# John Debney Interview



## midphase (Sep 9, 2008)

"Even he admits Dwajadi's music sucks. "

Wow...everyone keeps putting down the score to Iron Man....but for such a bubblegum flick that it was....I thought it was fine. Definitely not any worse than 300!


----------



## choc0thrax (Sep 9, 2008)

Not being worse than Tyler Bates is also a level I strive to achieve some day. 

If you strapped down a chimpanzee and made it watch hundreds of hours of Zimmer scored films and then gave it a computer loaded with a Symphobia ensemble patch it could've composed the "Vacation's Over" cue.


----------



## midphase (Sep 9, 2008)

Well...if it makes you feel any better....I heard that he got paid crap....and I'm not talking $80mil blockbuster crap....I'm talking student/indie film crap!


----------



## choc0thrax (Sep 9, 2008)

Yup that does make me feel better.


----------



## José Herring (Sep 9, 2008)

choc0thrax @ Tue Sep 09 said:


> One of the biggest dissapointments of last year was Dwajadi scoring Iron Man instead of Debney. Even he admits Dwajadi's music sucks.



All is not what it seems in Hollywood. Dwajadi got the final credit. I won't say more than Debney had a lot to do with the final score.


----------



## choc0thrax (Sep 9, 2008)

josejherring @ Tue Sep 09 said:


> choc0thrax @ Tue Sep 09 said:
> 
> 
> > One of the biggest dissapointments of last year was Dwajadi scoring Iron Man instead of Debney. Even he admits Dwajadi's music sucks.
> ...



Highly skeptical of that considering I don't hear anything of the Debney calibre, unless he did ghost write but none of it ended up on album. Didn't pay much attention to the music when I was in the theatre.


----------



## midphase (Sep 9, 2008)

It's funny how I'm always the guy who tends to rag on these guys working on the big movies and sounding like they just "phoned it in".

However...this one project I'm working on...wrapping it up right now as we speak (type?)...I was doing this big orchestral thing that I thought was pretty interesting and worked really well....so the guy calls me and he says he's not crazy about it...and would prefer some guitar and drum loops thing. So after some back and forth versions...he finally loved the type of music that I generally love to vomit on (not unlike the generic Iron Man stuff that you're referring to).

My point is that...the composers aren't always in charge of making the music cool and interesting!


----------



## José Herring (Sep 9, 2008)

I can't debate who did what when and where, but the problem with the score has everything to do with the fact that the director didn't know what direction to go in. He went from orchestral score to "Rob Zombie" to "NiN". The result was that every cue had to be redone about 30 times.

I heard one of Dwajadi's cues for the film in various iterations and what I heard really rocked. I thought it was good. Don't know if it ended up in the film or album though.


----------



## dcoscina (Sep 9, 2008)

choc0thrax @ Tue Sep 09 said:


> Best cue I've heard this year is easily Powell's Death and Transfiguration from Hancock.



Scary....I agree with you on this.


----------



## Niah (Sep 9, 2008)

I really liked Iron Man, somehow it was a breath of fresh air to the typical super-hero movie score. Also usually when you mix rock guitars and drums with orchestra you end up with something really cheesy, this didn't feel to me like so it sounded pretty cool actually. So sonically and stylisticly this score shows how its done, I also love all of the music in that score, it made for a very solid soundtrack album.

Exercise instructions:
(a) Condense the paragraph of the forum thread that begins "I can't debate who did what" into a shorter version, keeping its main facts.
(b) Repeat the part of the forum thread starting at "However...this one project" and ending at "cool and interesting!", switching "drum loops" to "synth pads".
(c) Answer these questions from the forum thread:
(i) Which score does midphase say Iron Man's was definitely not any worse than?
(ii) Which cue does choc0thrax call the best heard this year, and from which film?
(iii) According to José Herring, about how many times did every cue have to be redone?

Annotated element listings:

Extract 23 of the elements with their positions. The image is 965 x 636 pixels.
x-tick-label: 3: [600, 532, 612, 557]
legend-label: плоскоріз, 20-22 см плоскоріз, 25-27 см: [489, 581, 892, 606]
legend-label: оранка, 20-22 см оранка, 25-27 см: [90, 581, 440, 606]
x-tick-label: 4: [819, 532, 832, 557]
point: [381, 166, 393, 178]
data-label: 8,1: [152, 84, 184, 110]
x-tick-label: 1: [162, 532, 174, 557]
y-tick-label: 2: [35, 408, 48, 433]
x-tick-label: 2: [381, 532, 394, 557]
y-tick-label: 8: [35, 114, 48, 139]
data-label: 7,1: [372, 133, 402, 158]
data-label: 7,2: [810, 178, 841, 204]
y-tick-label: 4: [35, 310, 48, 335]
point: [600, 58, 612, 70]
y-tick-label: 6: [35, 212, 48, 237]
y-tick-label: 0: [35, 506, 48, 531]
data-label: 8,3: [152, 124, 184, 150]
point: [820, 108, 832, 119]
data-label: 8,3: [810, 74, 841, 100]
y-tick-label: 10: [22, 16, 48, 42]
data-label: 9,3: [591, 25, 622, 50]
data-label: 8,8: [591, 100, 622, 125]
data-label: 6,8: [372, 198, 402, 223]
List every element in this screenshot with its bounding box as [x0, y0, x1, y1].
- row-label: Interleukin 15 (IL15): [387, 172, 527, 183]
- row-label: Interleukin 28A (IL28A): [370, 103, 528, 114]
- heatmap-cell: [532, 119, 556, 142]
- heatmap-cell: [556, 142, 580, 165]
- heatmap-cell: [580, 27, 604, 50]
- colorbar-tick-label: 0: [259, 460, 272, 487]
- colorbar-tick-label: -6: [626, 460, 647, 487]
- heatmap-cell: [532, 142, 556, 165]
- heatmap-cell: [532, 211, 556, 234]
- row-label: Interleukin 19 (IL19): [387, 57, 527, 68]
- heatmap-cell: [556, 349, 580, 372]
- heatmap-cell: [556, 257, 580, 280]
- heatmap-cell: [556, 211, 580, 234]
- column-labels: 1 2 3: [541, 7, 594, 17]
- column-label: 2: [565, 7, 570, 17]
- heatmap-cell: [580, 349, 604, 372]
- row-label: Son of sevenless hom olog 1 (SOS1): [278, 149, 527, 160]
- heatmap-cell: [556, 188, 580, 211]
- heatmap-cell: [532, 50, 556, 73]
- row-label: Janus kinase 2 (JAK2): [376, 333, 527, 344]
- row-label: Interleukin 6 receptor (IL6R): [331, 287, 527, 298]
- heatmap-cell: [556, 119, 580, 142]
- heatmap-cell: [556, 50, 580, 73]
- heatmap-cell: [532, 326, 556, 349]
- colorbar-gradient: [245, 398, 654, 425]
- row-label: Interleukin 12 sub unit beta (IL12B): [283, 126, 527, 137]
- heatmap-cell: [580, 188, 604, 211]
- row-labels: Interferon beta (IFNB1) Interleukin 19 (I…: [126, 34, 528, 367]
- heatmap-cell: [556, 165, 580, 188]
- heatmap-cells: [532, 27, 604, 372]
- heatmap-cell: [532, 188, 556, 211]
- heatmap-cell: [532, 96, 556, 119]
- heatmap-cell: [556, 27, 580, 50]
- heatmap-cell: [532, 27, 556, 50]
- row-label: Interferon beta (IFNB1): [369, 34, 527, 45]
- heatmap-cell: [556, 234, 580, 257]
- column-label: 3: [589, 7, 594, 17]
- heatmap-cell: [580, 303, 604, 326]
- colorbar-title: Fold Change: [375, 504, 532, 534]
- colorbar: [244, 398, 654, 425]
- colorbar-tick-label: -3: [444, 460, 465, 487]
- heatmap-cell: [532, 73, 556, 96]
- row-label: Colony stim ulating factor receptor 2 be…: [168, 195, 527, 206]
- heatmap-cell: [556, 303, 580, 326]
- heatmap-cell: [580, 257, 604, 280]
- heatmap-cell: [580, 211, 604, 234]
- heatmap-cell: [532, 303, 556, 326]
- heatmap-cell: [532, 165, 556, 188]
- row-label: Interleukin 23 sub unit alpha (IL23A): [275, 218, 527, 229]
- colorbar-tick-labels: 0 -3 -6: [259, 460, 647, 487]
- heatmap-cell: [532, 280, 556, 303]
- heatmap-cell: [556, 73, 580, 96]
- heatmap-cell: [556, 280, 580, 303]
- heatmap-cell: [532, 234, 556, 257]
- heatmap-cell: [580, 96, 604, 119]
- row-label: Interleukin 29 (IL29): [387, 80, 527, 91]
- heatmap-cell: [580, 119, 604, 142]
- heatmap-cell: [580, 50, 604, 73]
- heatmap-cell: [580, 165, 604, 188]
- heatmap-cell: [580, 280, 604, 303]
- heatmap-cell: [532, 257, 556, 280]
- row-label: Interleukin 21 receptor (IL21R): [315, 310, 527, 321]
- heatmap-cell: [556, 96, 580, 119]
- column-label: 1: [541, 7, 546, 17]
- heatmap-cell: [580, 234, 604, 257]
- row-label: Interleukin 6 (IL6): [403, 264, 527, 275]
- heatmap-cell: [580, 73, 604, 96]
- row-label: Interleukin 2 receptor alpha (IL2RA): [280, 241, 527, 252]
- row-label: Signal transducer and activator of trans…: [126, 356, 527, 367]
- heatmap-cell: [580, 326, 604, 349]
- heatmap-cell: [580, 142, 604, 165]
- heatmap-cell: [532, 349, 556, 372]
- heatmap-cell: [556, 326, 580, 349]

Answers to the tasks:
(a) The writer can't say who did what, but the score's problem was that the director didn't know which direction to take. He moved from an orchestral score to "Rob Zombie" to "NiN," so every cue had to be redone about 30 times.

(b)
However...this one project I'm working on...wrapping it up right now as we speak (type?)...I was doing this big orchestral thing that I thought was pretty interesting and worked really well....so the guy calls me and he says he's not crazy about it...and would prefer some guitar and synth pads thing. So after some back and forth versions...he finally loved the type of music that I generally love to vomit on (not unlike the generic Iron Man stuff that you're referring to).

My point is that...the composers aren't always in charge of making the music cool and interesting!

(c)
(i) 300
(ii) Powell's Death and Transfiguration, from Hancock
(iii) About 30 times